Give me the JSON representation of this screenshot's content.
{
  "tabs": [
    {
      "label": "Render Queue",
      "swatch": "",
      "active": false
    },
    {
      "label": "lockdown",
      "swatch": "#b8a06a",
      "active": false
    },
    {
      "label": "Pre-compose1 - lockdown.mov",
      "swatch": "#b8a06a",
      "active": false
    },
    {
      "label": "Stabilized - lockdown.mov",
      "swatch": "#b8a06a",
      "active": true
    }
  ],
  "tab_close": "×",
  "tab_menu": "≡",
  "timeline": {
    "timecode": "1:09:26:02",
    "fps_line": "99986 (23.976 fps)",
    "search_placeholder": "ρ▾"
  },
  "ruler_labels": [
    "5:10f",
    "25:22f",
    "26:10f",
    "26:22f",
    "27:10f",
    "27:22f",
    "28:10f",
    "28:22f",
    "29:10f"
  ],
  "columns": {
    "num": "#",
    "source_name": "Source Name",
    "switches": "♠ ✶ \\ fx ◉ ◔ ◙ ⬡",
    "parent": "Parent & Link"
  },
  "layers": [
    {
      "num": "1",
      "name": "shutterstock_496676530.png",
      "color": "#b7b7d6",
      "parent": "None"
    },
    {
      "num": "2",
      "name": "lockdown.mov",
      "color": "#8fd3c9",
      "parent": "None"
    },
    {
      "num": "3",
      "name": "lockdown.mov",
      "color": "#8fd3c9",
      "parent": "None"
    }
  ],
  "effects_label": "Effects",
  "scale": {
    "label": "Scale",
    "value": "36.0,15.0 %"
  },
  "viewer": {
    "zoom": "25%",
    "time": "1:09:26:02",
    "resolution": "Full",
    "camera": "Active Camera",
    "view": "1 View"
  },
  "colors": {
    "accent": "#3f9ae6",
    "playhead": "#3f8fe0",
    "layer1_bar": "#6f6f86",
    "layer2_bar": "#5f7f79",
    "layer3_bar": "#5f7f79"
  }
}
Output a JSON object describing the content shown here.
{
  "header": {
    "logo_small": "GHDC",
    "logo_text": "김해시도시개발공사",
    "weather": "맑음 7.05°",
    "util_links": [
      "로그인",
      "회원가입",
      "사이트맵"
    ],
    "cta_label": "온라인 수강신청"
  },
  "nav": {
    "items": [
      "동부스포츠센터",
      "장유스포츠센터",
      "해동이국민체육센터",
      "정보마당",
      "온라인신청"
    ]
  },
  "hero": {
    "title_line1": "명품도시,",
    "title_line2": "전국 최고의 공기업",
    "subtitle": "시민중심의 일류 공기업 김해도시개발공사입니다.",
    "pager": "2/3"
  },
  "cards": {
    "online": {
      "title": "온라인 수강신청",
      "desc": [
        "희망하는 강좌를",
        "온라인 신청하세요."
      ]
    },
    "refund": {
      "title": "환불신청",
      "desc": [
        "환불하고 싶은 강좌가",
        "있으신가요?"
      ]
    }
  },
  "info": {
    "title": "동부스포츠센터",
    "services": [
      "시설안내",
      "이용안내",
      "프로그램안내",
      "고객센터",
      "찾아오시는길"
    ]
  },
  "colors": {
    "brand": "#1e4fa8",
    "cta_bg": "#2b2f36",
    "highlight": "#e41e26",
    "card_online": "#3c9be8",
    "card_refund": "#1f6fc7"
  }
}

● ● ● ● ● ● ●

## [Goal]
From the line holding "Output a JSON" down to the final line above, quote every line exactly and only those lines.

## [Finished task]
Output a JSON object describing the content shown here.
{
  "header": {
    "logo_small": "GHDC",
    "logo_text": "김해시도시개발공사",
    "weather": "맑음 7.05°",
    "util_links": [
      "로그인",
      "회원가입",
      "사이트맵"
    ],
    "cta_label": "온라인 수강신청"
  },
  "nav": {
    "items": [
      "동부스포츠센터",
      "장유스포츠센터",
      "해동이국민체육센터",
      "정보마당",
      "온라인신청"
    ]
  },
  "hero": {
    "title_line1": "명품도시,",
    "title_line2": "전국 최고의 공기업",
    "subtitle": "시민중심의 일류 공기업 김해도시개발공사입니다.",
    "pager": "2/3"
  },
  "cards": {
    "online": {
      "title": "온라인 수강신청",
      "desc": [
        "희망하는 강좌를",
        "온라인 신청하세요."
      ]
    },
    "refund": {
      "title": "환불신청",
      "desc": [
        "환불하고 싶은 강좌가",
        "있으신가요?"
      ]
    }
  },
  "info": {
    "title": "동부스포츠센터",
    "services": [
      "시설안내",
      "이용안내",
      "프로그램안내",
      "고객센터",
      "찾아오시는길"
    ]
  },
  "colors": {
    "brand": "#1e4fa8",
    "cta_bg": "#2b2f36",
    "highlight": "#e41e26",
    "card_online": "#3c9be8",
    "card_refund": "#1f6fc7"
  }
}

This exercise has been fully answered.